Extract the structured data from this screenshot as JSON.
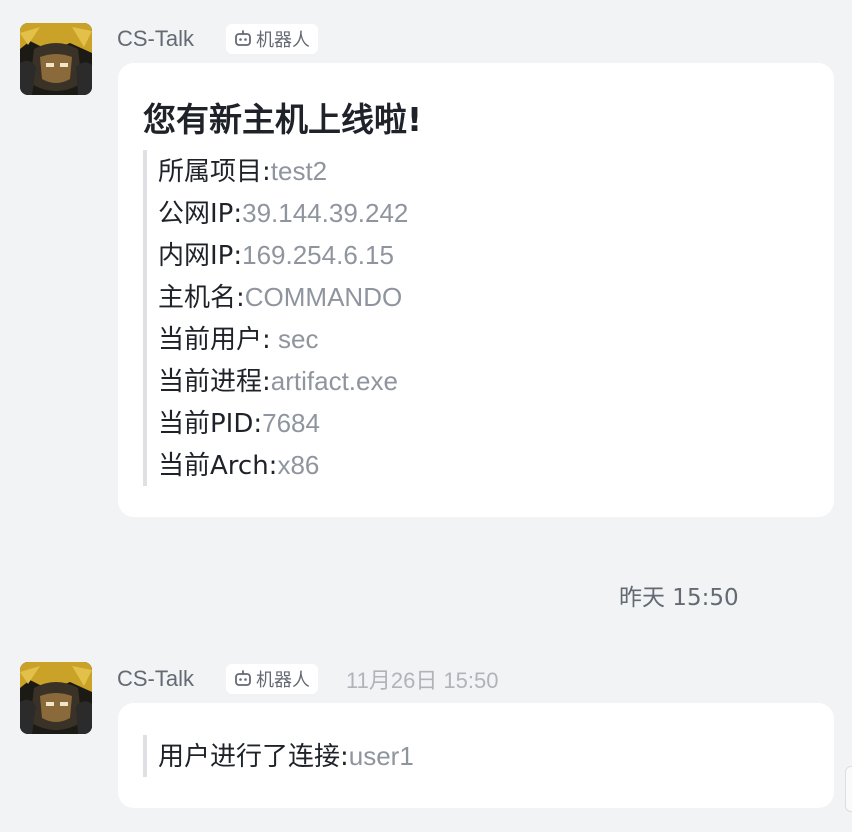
{
  "messages": [
    {
      "sender": "CS-Talk",
      "badge": "机器人",
      "card": {
        "title": "您有新主机上线啦!",
        "fields": [
          {
            "label": "所属项目:",
            "value": "test2"
          },
          {
            "label": "公网IP:",
            "value": "39.144.39.242"
          },
          {
            "label": "内网IP:",
            "value": "169.254.6.15"
          },
          {
            "label": "主机名:",
            "value": "COMMANDO"
          },
          {
            "label": "当前用户:",
            "value": " sec"
          },
          {
            "label": "当前进程:",
            "value": "artifact.exe"
          },
          {
            "label": "当前PID:",
            "value": "7684"
          },
          {
            "label": "当前Arch:",
            "value": "x86"
          }
        ]
      }
    },
    {
      "sender": "CS-Talk",
      "badge": "机器人",
      "time": "11月26日 15:50",
      "text": {
        "label": "用户进行了连接:",
        "value": "user1"
      }
    }
  ],
  "divider_time": "昨天 15:50",
  "icons": {
    "avatar": "avatar-icon",
    "bot": "robot-icon"
  },
  "colors": {
    "background": "#f2f3f5",
    "bubble": "#ffffff",
    "label": "#1f2329",
    "value": "#8f959e",
    "secondary": "#646a73"
  }
}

* What you need to do
Pictures are to be left out; all else in the entries above is to be quoted exactly.

* Worked answer
Extract the structured data from this screenshot as JSON.
{
  "messages": [
    {
      "sender": "CS-Talk",
      "badge": "机器人",
      "card": {
        "title": "您有新主机上线啦!",
        "fields": [
          {
            "label": "所属项目:",
            "value": "test2"
          },
          {
            "label": "公网IP:",
            "value": "39.144.39.242"
          },
          {
            "label": "内网IP:",
            "value": "169.254.6.15"
          },
          {
            "label": "主机名:",
            "value": "COMMANDO"
          },
          {
            "label": "当前用户:",
            "value": " sec"
          },
          {
            "label": "当前进程:",
            "value": "artifact.exe"
          },
          {
            "label": "当前PID:",
            "value": "7684"
          },
          {
            "label": "当前Arch:",
            "value": "x86"
          }
        ]
      }
    },
    {
      "sender": "CS-Talk",
      "badge": "机器人",
      "time": "11月26日 15:50",
      "text": {
        "label": "用户进行了连接:",
        "value": "user1"
      }
    }
  ],
  "divider_time": "昨天 15:50",
  "icons": {
    "avatar": "avatar-icon",
    "bot": "robot-icon"
  },
  "colors": {
    "background": "#f2f3f5",
    "bubble": "#ffffff",
    "label": "#1f2329",
    "value": "#8f959e",
    "secondary": "#646a73"
  }
}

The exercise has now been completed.